■ Given instruction
Reproduce the whole listing, character for character.

■ Supplied records
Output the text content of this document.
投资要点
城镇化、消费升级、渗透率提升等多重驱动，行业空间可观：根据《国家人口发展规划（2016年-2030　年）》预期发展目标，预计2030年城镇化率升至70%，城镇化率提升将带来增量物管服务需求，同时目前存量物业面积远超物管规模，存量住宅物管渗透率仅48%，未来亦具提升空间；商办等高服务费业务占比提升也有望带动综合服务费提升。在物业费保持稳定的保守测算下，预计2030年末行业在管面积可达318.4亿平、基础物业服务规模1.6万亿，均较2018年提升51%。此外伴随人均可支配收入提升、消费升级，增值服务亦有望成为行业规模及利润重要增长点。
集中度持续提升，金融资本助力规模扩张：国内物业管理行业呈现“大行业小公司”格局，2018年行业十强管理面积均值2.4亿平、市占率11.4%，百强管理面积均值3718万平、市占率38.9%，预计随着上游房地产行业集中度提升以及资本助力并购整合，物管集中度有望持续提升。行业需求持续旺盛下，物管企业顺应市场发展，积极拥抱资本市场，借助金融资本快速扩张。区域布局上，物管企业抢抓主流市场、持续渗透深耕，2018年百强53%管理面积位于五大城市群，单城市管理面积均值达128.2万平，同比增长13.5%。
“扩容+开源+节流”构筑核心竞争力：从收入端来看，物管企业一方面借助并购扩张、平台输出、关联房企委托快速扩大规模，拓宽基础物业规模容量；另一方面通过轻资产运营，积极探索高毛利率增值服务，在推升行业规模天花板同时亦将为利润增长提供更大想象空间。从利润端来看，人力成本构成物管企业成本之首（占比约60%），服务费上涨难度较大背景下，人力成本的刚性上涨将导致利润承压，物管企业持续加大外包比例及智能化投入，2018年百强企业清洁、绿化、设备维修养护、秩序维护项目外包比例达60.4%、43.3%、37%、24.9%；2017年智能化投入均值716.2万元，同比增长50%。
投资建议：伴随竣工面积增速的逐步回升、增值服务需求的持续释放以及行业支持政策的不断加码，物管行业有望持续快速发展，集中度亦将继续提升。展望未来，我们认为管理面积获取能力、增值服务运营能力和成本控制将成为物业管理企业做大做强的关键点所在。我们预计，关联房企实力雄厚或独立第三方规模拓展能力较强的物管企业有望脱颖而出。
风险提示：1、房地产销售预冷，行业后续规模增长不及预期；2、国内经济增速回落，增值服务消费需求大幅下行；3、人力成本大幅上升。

■ Result of this task
Output the text content of this document.
投资要点
城镇化、消费升级、渗透率提升等多重驱动，行业空间可观：根据《国家人口发展规划（2016年-2030　年）》预期发展目标，预计2030年城镇化率升至70%，城镇化率提升将带来增量物管服务需求，同时目前存量物业面积远超物管规模，存量住宅物管渗透率仅48%，未来亦具提升空间；商办等高服务费业务占比提升也有望带动综合服务费提升。在物业费保持稳定的保守测算下，预计2030年末行业在管面积可达318.4亿平、基础物业服务规模1.6万亿，均较2018年提升51%。此外伴随人均可支配收入提升、消费升级，增值服务亦有望成为行业规模及利润重要增长点。
集中度持续提升，金融资本助力规模扩张：国内物业管理行业呈现“大行业小公司”格局，2018年行业十强管理面积均值2.4亿平、市占率11.4%，百强管理面积均值3718万平、市占率38.9%，预计随着上游房地产行业集中度提升以及资本助力并购整合，物管集中度有望持续提升。行业需求持续旺盛下，物管企业顺应市场发展，积极拥抱资本市场，借助金融资本快速扩张。区域布局上，物管企业抢抓主流市场、持续渗透深耕，2018年百强53%管理面积位于五大城市群，单城市管理面积均值达128.2万平，同比增长13.5%。
“扩容+开源+节流”构筑核心竞争力：从收入端来看，物管企业一方面借助并购扩张、平台输出、关联房企委托快速扩大规模，拓宽基础物业规模容量；另一方面通过轻资产运营，积极探索高毛利率增值服务，在推升行业规模天花板同时亦将为利润增长提供更大想象空间。从利润端来看，人力成本构成物管企业成本之首（占比约60%），服务费上涨难度较大背景下，人力成本的刚性上涨将导致利润承压，物管企业持续加大外包比例及智能化投入，2018年百强企业清洁、绿化、设备维修养护、秩序维护项目外包比例达60.4%、43.3%、37%、24.9%；2017年智能化投入均值716.2万元，同比增长50%。
投资建议：伴随竣工面积增速的逐步回升、增值服务需求的持续释放以及行业支持政策的不断加码，物管行业有望持续快速发展，集中度亦将继续提升。展望未来，我们认为管理面积获取能力、增值服务运营能力和成本控制将成为物业管理企业做大做强的关键点所在。我们预计，关联房企实力雄厚或独立第三方规模拓展能力较强的物管企业有望脱颖而出。
风险提示：1、房地产销售预冷，行业后续规模增长不及预期；2、国内经济增速回落，增值服务消费需求大幅下行；3、人力成本大幅上升。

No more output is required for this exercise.